* [WHAT YOU NEED TO DO]: Write out the records that appear below, verbatim and complete, but without pictures.
## Start
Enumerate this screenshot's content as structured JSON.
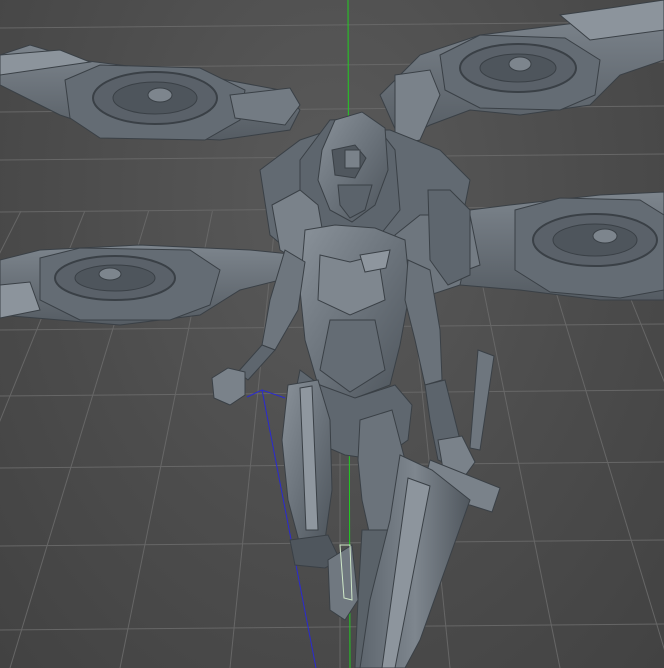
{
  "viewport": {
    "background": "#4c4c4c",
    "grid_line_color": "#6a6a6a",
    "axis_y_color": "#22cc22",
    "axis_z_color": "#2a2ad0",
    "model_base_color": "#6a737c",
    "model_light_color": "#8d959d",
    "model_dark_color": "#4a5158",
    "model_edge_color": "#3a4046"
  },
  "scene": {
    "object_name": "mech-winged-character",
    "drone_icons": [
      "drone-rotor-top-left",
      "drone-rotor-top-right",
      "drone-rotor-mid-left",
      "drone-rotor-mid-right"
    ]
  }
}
## End
* [EXERCISE RESPONSE]:
Enumerate this screenshot's content as structured JSON.
{
  "viewport": {
    "background": "#4c4c4c",
    "grid_line_color": "#6a6a6a",
    "axis_y_color": "#22cc22",
    "axis_z_color": "#2a2ad0",
    "model_base_color": "#6a737c",
    "model_light_color": "#8d959d",
    "model_dark_color": "#4a5158",
    "model_edge_color": "#3a4046"
  },
  "scene": {
    "object_name": "mech-winged-character",
    "drone_icons": [
      "drone-rotor-top-left",
      "drone-rotor-top-right",
      "drone-rotor-mid-left",
      "drone-rotor-mid-right"
    ]
  }
}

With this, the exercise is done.